**INSTRUCTION**
Below are some entries. Work out how many of their lines hold the word "safety", and write that number alone.

**MATERIAL FOR THE TASK**
________________________________________

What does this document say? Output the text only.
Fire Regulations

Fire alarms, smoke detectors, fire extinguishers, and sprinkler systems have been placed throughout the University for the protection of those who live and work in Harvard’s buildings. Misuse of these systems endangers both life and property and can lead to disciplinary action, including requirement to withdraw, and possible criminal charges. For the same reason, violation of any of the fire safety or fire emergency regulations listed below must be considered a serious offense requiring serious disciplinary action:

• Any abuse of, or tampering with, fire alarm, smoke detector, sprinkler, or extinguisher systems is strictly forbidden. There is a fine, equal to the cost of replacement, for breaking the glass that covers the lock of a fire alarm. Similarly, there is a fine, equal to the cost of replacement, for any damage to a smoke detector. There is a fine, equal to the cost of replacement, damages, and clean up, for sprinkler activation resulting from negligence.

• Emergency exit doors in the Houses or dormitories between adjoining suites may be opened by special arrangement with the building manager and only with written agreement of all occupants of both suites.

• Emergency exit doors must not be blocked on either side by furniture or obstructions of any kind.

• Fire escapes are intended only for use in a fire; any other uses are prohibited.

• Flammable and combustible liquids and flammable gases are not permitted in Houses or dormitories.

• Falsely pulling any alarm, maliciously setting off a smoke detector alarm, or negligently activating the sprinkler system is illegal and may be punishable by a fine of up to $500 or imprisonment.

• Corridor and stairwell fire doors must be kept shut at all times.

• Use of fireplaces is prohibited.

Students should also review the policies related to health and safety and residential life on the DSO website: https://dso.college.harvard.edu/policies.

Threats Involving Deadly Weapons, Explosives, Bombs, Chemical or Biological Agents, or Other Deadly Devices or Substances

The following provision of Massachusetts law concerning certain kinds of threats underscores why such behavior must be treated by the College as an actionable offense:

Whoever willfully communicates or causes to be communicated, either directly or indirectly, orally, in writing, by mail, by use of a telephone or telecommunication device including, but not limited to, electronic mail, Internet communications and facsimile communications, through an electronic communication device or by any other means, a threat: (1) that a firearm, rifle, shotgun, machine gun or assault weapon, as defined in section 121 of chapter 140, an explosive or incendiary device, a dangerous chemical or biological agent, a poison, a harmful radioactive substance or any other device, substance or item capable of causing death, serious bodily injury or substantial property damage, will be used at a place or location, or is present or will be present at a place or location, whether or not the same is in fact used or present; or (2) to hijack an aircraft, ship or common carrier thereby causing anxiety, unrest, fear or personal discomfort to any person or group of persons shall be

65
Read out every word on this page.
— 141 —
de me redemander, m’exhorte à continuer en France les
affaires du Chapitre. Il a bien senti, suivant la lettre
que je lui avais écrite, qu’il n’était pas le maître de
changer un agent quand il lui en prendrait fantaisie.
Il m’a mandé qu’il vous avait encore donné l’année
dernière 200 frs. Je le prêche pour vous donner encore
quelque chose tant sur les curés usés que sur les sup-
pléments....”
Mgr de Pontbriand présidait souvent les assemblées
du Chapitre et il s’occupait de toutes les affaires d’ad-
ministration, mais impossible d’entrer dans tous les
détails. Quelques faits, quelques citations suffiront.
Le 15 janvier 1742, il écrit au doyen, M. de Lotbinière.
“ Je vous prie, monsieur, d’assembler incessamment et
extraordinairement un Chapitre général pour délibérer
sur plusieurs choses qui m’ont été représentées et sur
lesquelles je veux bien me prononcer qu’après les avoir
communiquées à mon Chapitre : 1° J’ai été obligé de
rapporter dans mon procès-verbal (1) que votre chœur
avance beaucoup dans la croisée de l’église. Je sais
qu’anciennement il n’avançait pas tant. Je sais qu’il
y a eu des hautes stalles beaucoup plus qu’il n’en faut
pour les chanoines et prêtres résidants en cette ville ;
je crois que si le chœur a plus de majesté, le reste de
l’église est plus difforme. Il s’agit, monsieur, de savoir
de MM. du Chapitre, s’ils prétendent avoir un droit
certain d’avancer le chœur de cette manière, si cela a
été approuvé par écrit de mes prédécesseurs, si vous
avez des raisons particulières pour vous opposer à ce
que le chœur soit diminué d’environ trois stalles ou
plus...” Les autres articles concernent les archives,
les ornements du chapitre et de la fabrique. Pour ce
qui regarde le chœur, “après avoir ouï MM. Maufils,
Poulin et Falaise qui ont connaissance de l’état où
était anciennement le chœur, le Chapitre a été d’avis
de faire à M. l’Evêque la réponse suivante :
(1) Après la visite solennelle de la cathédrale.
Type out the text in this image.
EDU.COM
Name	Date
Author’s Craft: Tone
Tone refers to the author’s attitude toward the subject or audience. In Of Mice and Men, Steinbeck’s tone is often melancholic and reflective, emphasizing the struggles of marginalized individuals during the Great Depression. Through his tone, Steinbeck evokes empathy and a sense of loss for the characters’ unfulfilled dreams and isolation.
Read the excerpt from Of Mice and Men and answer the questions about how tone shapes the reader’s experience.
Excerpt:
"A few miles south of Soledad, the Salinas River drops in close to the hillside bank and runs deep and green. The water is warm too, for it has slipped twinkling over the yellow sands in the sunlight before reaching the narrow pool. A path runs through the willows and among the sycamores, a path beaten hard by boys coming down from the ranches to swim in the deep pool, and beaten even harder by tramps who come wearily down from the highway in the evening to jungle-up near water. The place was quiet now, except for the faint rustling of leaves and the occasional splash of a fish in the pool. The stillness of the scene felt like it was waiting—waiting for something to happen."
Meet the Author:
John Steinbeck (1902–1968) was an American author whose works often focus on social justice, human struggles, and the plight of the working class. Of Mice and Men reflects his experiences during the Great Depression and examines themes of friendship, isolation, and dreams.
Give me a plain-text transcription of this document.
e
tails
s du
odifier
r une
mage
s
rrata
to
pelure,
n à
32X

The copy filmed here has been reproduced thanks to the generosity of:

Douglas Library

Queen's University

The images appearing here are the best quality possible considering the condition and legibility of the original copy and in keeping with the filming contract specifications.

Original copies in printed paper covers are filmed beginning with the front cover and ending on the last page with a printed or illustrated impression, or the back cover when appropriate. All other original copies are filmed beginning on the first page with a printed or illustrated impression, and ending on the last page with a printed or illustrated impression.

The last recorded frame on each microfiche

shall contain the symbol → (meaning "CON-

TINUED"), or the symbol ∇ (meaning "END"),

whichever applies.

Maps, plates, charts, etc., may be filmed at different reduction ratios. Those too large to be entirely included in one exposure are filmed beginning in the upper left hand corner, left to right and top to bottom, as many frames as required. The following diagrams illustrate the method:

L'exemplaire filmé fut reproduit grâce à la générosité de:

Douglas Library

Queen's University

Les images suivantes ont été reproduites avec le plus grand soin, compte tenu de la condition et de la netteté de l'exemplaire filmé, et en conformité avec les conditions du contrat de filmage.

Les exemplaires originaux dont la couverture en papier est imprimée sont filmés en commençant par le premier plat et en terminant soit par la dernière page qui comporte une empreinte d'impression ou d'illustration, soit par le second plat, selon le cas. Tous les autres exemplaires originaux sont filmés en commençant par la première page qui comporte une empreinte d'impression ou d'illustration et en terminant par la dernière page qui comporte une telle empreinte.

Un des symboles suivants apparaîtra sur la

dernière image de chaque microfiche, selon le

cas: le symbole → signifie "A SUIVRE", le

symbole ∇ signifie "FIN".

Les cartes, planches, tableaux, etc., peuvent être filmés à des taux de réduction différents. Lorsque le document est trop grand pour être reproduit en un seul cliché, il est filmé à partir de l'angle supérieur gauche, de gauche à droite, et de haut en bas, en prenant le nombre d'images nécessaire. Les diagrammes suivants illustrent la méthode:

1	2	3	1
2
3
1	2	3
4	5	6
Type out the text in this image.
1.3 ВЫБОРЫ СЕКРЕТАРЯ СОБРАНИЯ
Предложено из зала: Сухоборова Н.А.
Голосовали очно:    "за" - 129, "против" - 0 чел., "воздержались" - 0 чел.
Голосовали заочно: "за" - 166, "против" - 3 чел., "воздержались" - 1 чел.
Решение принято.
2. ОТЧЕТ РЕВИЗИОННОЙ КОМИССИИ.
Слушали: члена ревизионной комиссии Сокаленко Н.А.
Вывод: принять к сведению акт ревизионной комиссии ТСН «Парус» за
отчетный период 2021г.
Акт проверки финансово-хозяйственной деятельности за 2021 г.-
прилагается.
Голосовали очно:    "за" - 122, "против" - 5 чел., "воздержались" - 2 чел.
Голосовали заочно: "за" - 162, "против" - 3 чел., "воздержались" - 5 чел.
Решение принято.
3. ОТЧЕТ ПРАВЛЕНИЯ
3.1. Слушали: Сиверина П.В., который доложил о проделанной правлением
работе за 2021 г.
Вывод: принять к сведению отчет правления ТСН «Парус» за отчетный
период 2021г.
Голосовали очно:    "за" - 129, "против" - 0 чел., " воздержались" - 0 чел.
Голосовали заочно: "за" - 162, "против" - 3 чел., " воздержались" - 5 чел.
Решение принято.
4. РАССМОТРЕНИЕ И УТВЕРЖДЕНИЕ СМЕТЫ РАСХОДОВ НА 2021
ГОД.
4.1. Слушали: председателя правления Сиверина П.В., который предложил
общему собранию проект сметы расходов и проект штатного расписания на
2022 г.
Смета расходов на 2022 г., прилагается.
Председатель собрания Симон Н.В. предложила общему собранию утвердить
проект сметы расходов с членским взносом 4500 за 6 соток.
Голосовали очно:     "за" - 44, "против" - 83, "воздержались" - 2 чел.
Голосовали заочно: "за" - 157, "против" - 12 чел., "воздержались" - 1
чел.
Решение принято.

________________________________________

**RESULT**
2